== Text shown

Yesterday’s bombing in Boston had us in a bit in shock. I seriously sat on the bed and cried for several minutes. Greg stared at EPSN instead of eating a juicy burger. It was my rest day, and I wanted to run (but I didn’t, I feel some guilt!). Runners everywhere have to feel the heaviness we are. When I did the Warmup on Walnut on April 6, I realized how awesome the running community is. We won’t let this get us down, but we will band together and grow stronger. Saying some extra prayers today for Boston, and runners everywhere.
A few weeks ago I started to train for the Pittsburgh (HALF) Marathon. I was hardcore. I was ready. The training was going to take me to a whole new level, a new weight I can never remember being.
This would be week five of my training, but I got inside my own head.
One, the bibs sold out. (I could run for charity but would need donations and I don’t like asking….plus imagine the pain if I ran for them and DNF!)
Two, the Did Not Finish fear. When I give it my all I am at 12:00-12:30 per mile. Turtle I am, still so proud. I was around 18-20 last year. The 14 minute average scared me.
Three, my feet and knees hate the treadmill….and have you ran outside?!?! Cold.
Four, my weightloss hit a standstill. Too much, perhaps?
So now instead I train only for Mud on the Mountain. And for my health. This morning I put in an hour. Three miles on treadmill. Two miles on elliptical. Forty five squats. I will not be defeated, just adjusting my outlook.
Like the kids’ show says…”keep trying, don’t give up”…and I won’t.
I’ll admit, for the last 29 years I have not been so kind to myself. This year, I turn 30 and have turned over a new leaf in my quest to be healthy (and that’s not just the physical, it’s the mental, too).

====

What you have to do » In the running blog post, reproduce the passage from "One, the bibs" up to and including "Too much, perhaps?". Work from the post above and nothing else.

== Supplied entries

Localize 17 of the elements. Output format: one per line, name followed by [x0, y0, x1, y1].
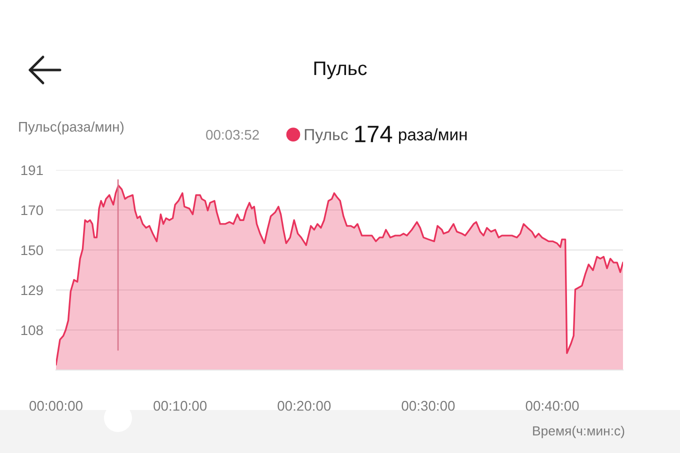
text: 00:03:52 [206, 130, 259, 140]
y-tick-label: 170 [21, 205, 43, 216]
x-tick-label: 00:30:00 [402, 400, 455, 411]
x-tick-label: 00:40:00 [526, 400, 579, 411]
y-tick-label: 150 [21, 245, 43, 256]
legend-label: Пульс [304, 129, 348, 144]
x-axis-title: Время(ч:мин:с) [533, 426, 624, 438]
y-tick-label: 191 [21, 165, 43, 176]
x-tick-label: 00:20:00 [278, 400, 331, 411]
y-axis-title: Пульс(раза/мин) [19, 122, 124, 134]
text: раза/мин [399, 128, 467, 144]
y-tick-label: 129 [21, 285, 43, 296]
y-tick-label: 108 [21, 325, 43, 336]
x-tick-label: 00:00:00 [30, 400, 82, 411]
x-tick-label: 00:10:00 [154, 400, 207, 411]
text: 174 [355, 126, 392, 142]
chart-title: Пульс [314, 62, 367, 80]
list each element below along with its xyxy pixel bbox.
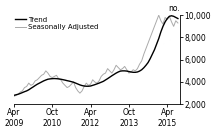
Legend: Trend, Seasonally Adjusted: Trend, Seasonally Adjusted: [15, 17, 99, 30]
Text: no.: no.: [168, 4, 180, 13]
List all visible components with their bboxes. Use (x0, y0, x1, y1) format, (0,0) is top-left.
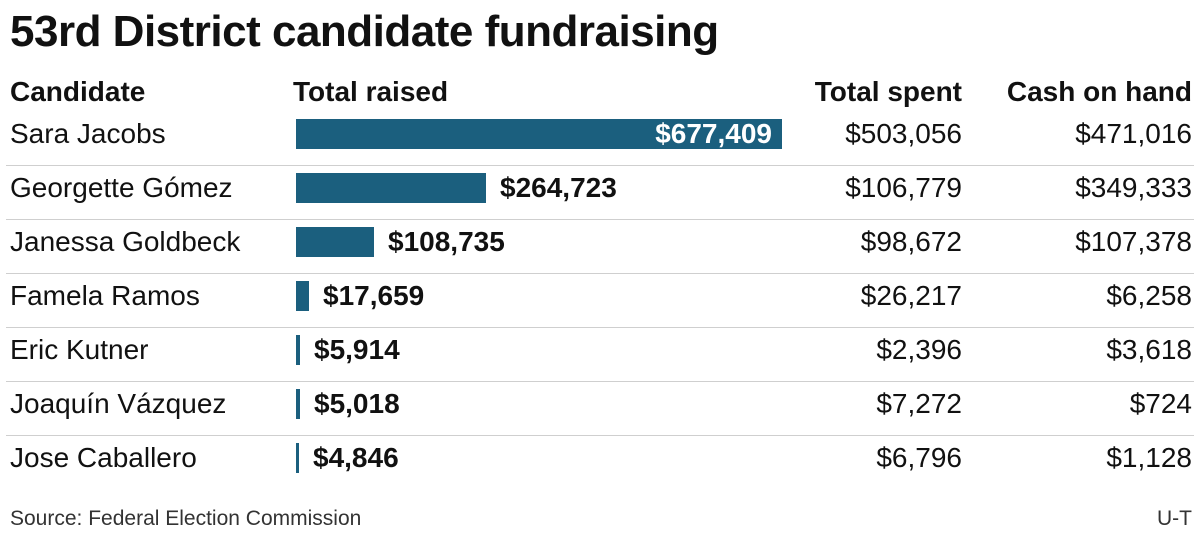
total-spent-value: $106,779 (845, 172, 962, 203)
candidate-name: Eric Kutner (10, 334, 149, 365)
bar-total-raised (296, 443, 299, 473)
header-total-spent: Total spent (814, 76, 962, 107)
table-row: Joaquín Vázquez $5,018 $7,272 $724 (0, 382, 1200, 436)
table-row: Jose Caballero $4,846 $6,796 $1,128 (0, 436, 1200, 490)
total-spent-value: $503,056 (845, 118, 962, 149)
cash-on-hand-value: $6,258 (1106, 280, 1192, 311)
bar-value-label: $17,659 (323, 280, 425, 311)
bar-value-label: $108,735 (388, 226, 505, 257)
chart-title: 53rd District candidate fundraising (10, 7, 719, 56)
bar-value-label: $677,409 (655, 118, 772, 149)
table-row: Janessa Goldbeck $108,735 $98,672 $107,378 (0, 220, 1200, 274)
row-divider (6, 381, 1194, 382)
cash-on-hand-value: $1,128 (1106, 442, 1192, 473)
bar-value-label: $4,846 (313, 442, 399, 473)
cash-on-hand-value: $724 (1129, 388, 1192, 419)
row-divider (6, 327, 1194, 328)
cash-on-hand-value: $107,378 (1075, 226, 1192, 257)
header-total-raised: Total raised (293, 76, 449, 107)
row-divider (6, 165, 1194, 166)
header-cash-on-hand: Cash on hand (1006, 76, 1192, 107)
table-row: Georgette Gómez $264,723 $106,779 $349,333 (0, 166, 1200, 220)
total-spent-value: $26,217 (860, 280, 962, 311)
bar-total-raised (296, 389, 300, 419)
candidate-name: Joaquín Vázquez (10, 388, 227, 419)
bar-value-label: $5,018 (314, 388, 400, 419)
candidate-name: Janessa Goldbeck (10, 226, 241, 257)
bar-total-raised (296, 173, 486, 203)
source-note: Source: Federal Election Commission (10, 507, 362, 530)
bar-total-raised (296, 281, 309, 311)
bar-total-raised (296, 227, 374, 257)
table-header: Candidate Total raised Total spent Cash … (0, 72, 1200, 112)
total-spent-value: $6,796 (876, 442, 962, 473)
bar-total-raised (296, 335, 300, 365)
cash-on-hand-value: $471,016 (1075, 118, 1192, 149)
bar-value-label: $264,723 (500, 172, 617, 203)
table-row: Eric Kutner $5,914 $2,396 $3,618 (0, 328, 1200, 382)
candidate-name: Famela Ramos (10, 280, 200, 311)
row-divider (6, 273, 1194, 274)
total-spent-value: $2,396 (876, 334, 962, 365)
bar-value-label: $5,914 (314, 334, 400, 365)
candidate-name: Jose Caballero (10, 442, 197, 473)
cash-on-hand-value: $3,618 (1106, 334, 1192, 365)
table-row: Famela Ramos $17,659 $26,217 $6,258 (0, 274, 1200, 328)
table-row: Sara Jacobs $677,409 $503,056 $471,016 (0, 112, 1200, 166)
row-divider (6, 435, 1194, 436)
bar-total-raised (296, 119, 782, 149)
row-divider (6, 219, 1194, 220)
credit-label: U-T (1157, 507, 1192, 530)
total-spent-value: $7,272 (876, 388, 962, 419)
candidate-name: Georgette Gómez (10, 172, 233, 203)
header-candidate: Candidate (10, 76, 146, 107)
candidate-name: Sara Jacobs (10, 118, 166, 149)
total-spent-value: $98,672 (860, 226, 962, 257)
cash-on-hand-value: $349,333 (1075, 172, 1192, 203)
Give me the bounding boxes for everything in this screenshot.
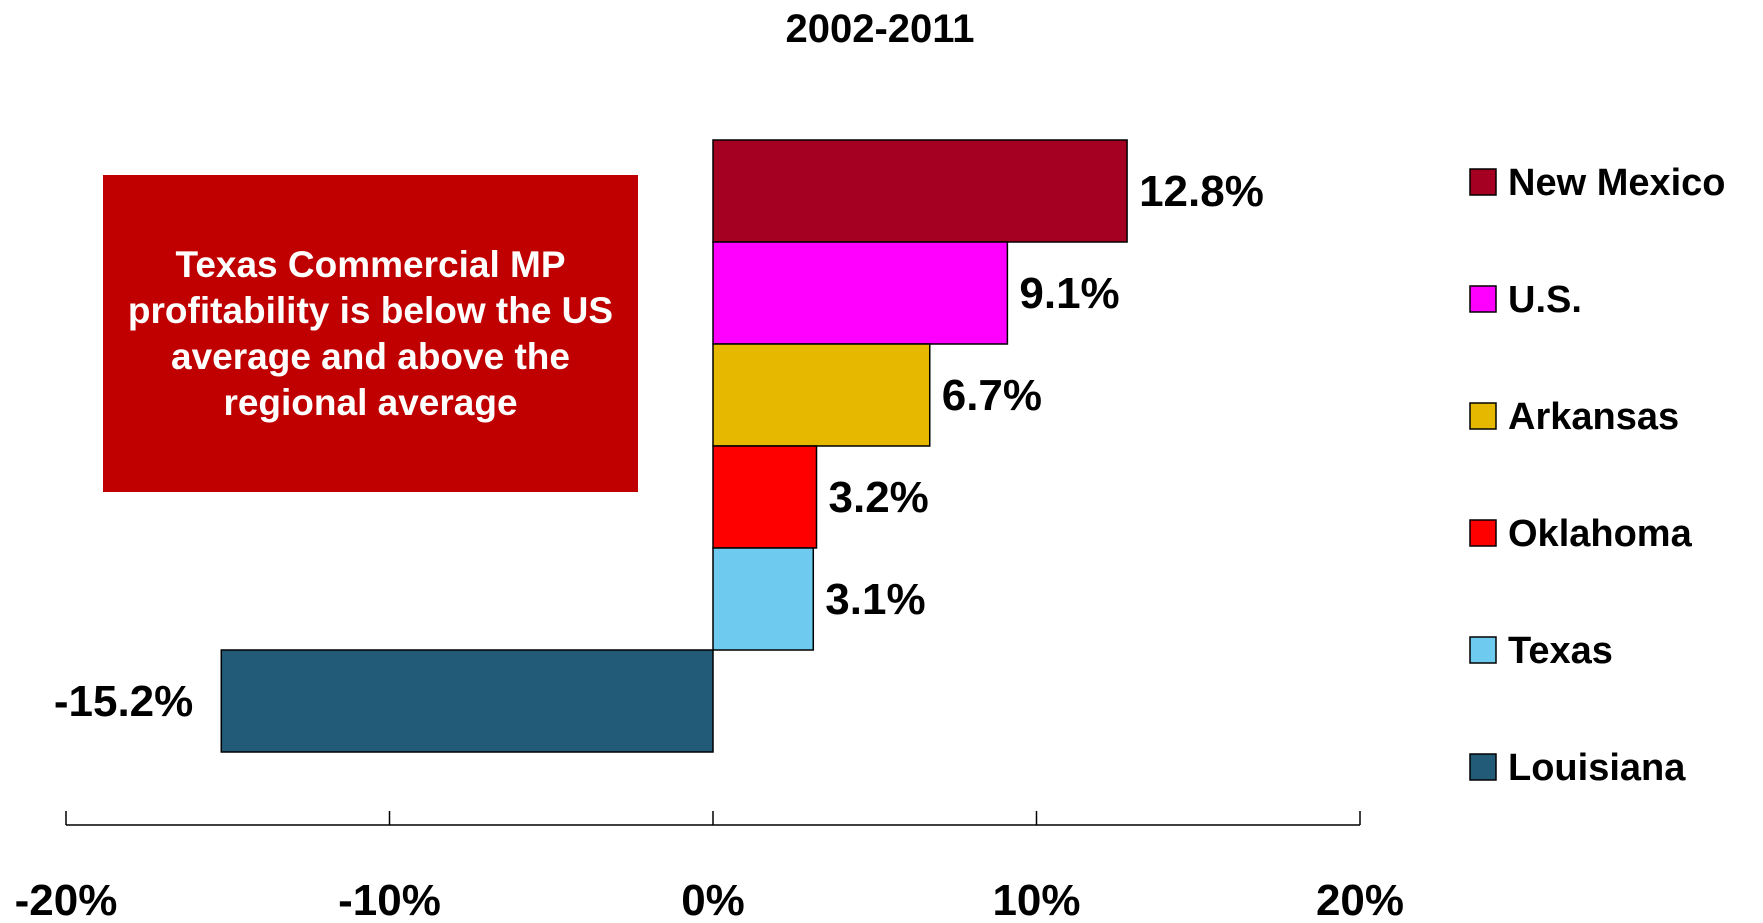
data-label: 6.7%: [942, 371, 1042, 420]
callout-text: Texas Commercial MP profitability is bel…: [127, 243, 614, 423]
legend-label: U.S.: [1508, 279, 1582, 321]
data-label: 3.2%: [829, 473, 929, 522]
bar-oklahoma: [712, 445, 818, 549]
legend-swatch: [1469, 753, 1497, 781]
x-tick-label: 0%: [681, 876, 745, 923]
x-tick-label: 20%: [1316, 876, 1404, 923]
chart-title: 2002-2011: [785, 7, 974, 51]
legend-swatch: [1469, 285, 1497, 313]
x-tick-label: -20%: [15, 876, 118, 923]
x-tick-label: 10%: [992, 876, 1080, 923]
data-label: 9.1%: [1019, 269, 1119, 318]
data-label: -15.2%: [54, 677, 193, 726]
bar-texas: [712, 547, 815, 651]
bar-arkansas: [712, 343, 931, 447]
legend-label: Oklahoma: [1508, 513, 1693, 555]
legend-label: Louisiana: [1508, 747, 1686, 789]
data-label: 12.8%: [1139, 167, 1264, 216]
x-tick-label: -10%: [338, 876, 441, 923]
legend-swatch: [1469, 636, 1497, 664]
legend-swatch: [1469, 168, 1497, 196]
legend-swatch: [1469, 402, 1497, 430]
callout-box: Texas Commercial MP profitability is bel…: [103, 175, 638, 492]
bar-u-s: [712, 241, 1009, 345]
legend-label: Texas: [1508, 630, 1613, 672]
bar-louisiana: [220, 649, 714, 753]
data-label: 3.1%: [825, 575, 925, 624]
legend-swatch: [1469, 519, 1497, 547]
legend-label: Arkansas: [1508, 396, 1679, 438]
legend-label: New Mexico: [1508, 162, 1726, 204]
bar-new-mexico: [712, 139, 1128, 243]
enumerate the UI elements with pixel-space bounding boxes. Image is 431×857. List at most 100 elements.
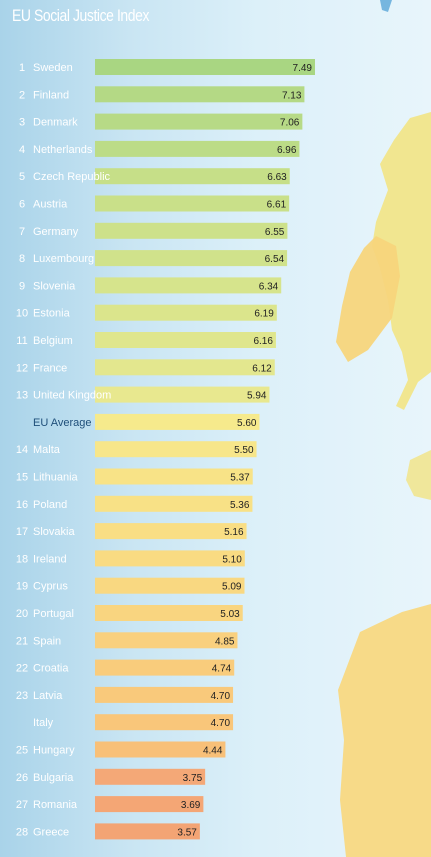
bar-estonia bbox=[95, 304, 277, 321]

====

The result »
One, the bibs sold out. (I could run for charity but would need donations and I don’t like asking….plus imagine the pain if I ran for them and DNF!)
Two, the Did Not Finish fear. When I give it my all I am at 12:00-12:30 per mile. Turtle I am, still so proud. I was around 18-20 last year. The 14 minute average scared me.
Three, my feet and knees hate the treadmill….and have you ran outside?!?! Cold.
Four, my weightloss hit a standstill. Too much, perhaps?